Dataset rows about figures
______________________________

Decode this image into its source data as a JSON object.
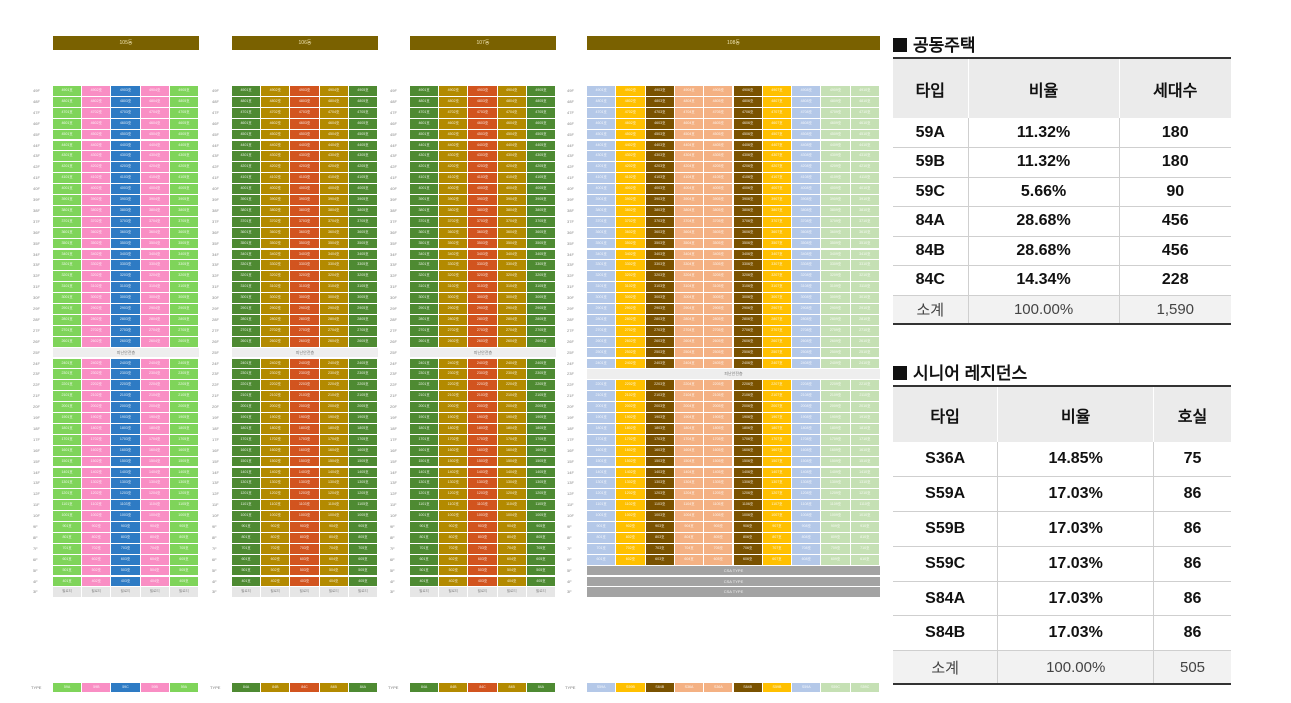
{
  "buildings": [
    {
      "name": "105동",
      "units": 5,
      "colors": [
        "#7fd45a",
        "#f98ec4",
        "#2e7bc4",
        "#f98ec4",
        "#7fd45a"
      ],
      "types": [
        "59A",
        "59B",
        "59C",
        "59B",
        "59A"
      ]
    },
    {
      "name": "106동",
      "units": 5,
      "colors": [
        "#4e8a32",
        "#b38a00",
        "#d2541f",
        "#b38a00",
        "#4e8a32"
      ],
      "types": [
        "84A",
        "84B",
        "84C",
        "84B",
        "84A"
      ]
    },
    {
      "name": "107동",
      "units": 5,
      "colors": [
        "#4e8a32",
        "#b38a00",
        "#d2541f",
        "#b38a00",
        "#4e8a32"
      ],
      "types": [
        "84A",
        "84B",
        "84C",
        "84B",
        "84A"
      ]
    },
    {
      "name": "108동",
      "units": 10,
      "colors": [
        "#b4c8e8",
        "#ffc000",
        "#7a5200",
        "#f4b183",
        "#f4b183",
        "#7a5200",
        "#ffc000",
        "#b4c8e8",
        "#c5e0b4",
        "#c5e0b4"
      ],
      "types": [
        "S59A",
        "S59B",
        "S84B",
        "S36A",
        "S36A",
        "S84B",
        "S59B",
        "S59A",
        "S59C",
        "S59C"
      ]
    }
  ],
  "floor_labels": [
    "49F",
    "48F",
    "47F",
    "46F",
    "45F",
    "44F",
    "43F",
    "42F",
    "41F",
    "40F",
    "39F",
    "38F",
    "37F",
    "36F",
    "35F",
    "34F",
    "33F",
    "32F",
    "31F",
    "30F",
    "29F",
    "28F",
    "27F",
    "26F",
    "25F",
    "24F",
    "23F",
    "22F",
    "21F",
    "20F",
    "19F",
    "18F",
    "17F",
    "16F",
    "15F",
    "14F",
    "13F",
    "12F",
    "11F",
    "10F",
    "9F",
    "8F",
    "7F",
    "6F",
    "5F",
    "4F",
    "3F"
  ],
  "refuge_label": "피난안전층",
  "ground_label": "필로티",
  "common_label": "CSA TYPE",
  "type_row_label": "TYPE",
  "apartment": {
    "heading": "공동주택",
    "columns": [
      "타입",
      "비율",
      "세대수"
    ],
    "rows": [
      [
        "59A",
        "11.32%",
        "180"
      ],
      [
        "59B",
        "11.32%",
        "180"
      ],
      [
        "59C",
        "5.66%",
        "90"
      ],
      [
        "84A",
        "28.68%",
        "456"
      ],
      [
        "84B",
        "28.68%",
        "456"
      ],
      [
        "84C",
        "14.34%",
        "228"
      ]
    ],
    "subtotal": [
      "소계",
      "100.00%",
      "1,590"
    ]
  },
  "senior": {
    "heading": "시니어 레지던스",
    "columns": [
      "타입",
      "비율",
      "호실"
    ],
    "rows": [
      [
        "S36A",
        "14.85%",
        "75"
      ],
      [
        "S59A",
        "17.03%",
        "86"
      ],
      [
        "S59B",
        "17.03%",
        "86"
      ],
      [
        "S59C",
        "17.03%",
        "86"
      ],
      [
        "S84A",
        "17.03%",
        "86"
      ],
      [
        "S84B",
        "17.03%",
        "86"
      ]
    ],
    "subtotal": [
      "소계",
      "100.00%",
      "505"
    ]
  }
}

______________________________

OBJECTIVE:
Copy the records exactly. Skip the pictures.

TASK SOLUTION:
Decode this image into its source data as a JSON object.
{
  "buildings": [
    {
      "name": "105동",
      "units": 5,
      "colors": [
        "#7fd45a",
        "#f98ec4",
        "#2e7bc4",
        "#f98ec4",
        "#7fd45a"
      ],
      "types": [
        "59A",
        "59B",
        "59C",
        "59B",
        "59A"
      ]
    },
    {
      "name": "106동",
      "units": 5,
      "colors": [
        "#4e8a32",
        "#b38a00",
        "#d2541f",
        "#b38a00",
        "#4e8a32"
      ],
      "types": [
        "84A",
        "84B",
        "84C",
        "84B",
        "84A"
      ]
    },
    {
      "name": "107동",
      "units": 5,
      "colors": [
        "#4e8a32",
        "#b38a00",
        "#d2541f",
        "#b38a00",
        "#4e8a32"
      ],
      "types": [
        "84A",
        "84B",
        "84C",
        "84B",
        "84A"
      ]
    },
    {
      "name": "108동",
      "units": 10,
      "colors": [
        "#b4c8e8",
        "#ffc000",
        "#7a5200",
        "#f4b183",
        "#f4b183",
        "#7a5200",
        "#ffc000",
        "#b4c8e8",
        "#c5e0b4",
        "#c5e0b4"
      ],
      "types": [
        "S59A",
        "S59B",
        "S84B",
        "S36A",
        "S36A",
        "S84B",
        "S59B",
        "S59A",
        "S59C",
        "S59C"
      ]
    }
  ],
  "floor_labels": [
    "49F",
    "48F",
    "47F",
    "46F",
    "45F",
    "44F",
    "43F",
    "42F",
    "41F",
    "40F",
    "39F",
    "38F",
    "37F",
    "36F",
    "35F",
    "34F",
    "33F",
    "32F",
    "31F",
    "30F",
    "29F",
    "28F",
    "27F",
    "26F",
    "25F",
    "24F",
    "23F",
    "22F",
    "21F",
    "20F",
    "19F",
    "18F",
    "17F",
    "16F",
    "15F",
    "14F",
    "13F",
    "12F",
    "11F",
    "10F",
    "9F",
    "8F",
    "7F",
    "6F",
    "5F",
    "4F",
    "3F"
  ],
  "refuge_label": "피난안전층",
  "ground_label": "필로티",
  "common_label": "CSA TYPE",
  "type_row_label": "TYPE",
  "apartment": {
    "heading": "공동주택",
    "columns": [
      "타입",
      "비율",
      "세대수"
    ],
    "rows": [
      [
        "59A",
        "11.32%",
        "180"
      ],
      [
        "59B",
        "11.32%",
        "180"
      ],
      [
        "59C",
        "5.66%",
        "90"
      ],
      [
        "84A",
        "28.68%",
        "456"
      ],
      [
        "84B",
        "28.68%",
        "456"
      ],
      [
        "84C",
        "14.34%",
        "228"
      ]
    ],
    "subtotal": [
      "소계",
      "100.00%",
      "1,590"
    ]
  },
  "senior": {
    "heading": "시니어 레지던스",
    "columns": [
      "타입",
      "비율",
      "호실"
    ],
    "rows": [
      [
        "S36A",
        "14.85%",
        "75"
      ],
      [
        "S59A",
        "17.03%",
        "86"
      ],
      [
        "S59B",
        "17.03%",
        "86"
      ],
      [
        "S59C",
        "17.03%",
        "86"
      ],
      [
        "S84A",
        "17.03%",
        "86"
      ],
      [
        "S84B",
        "17.03%",
        "86"
      ]
    ],
    "subtotal": [
      "소계",
      "100.00%",
      "505"
    ]
  }
}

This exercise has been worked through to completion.